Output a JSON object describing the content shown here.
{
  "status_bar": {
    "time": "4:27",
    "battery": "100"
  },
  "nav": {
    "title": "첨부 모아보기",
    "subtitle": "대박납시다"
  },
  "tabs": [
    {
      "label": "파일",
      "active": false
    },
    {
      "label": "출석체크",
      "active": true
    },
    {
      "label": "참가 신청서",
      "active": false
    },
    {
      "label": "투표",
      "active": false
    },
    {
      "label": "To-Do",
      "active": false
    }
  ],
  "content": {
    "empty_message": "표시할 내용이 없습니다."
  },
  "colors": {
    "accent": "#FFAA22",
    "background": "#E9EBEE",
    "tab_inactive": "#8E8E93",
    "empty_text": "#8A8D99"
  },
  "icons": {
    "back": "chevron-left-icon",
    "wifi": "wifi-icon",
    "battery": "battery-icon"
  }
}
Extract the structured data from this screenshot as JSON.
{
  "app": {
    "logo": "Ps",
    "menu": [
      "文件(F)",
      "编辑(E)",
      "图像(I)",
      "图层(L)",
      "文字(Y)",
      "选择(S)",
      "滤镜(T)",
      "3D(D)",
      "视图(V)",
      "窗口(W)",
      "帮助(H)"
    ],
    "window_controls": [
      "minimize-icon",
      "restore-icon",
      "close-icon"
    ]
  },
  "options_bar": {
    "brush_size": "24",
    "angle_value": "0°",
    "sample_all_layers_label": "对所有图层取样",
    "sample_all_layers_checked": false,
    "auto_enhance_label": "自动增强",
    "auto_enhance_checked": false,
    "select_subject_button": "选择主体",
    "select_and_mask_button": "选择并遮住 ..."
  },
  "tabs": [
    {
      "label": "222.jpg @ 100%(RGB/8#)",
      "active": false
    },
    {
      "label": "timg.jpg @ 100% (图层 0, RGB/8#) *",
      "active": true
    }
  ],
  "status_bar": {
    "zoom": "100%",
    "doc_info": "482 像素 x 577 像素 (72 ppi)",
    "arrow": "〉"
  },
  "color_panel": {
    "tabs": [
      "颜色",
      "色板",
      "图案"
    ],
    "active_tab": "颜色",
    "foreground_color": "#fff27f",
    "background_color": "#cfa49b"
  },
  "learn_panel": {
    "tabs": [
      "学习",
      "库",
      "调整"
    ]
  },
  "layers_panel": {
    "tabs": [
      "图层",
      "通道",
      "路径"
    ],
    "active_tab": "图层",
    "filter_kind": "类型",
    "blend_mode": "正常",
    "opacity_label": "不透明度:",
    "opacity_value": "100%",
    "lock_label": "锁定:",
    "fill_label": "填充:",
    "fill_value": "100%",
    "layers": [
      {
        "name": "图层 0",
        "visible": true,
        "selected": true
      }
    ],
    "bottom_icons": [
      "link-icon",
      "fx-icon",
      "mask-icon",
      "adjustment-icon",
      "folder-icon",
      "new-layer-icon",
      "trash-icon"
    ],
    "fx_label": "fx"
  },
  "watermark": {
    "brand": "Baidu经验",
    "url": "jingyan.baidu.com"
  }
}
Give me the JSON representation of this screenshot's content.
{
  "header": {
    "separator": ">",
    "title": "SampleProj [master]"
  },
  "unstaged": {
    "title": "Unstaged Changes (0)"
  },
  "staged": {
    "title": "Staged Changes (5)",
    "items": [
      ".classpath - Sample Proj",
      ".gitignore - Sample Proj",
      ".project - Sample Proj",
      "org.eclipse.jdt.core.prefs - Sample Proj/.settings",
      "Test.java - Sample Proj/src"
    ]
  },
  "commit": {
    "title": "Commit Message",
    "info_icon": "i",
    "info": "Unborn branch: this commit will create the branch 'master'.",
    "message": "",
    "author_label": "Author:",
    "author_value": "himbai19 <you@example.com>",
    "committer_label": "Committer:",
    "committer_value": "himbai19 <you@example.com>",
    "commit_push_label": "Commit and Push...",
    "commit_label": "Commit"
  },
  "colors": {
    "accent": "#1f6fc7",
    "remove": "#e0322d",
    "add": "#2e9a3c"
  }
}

### GIVEN INSTRUCTION
All lines from the one that contains "Give me the" through the end of the material are to be quoted exactly, with both ends included.

### RESULT
Give me the JSON representation of this screenshot's content.
{
  "header": {
    "separator": ">",
    "title": "SampleProj [master]"
  },
  "unstaged": {
    "title": "Unstaged Changes (0)"
  },
  "staged": {
    "title": "Staged Changes (5)",
    "items": [
      ".classpath - Sample Proj",
      ".gitignore - Sample Proj",
      ".project - Sample Proj",
      "org.eclipse.jdt.core.prefs - Sample Proj/.settings",
      "Test.java - Sample Proj/src"
    ]
  },
  "commit": {
    "title": "Commit Message",
    "info_icon": "i",
    "info": "Unborn branch: this commit will create the branch 'master'.",
    "message": "",
    "author_label": "Author:",
    "author_value": "himbai19 <you@example.com>",
    "committer_label": "Committer:",
    "committer_value": "himbai19 <you@example.com>",
    "commit_push_label": "Commit and Push...",
    "commit_label": "Commit"
  },
  "colors": {
    "accent": "#1f6fc7",
    "remove": "#e0322d",
    "add": "#2e9a3c"
  }
}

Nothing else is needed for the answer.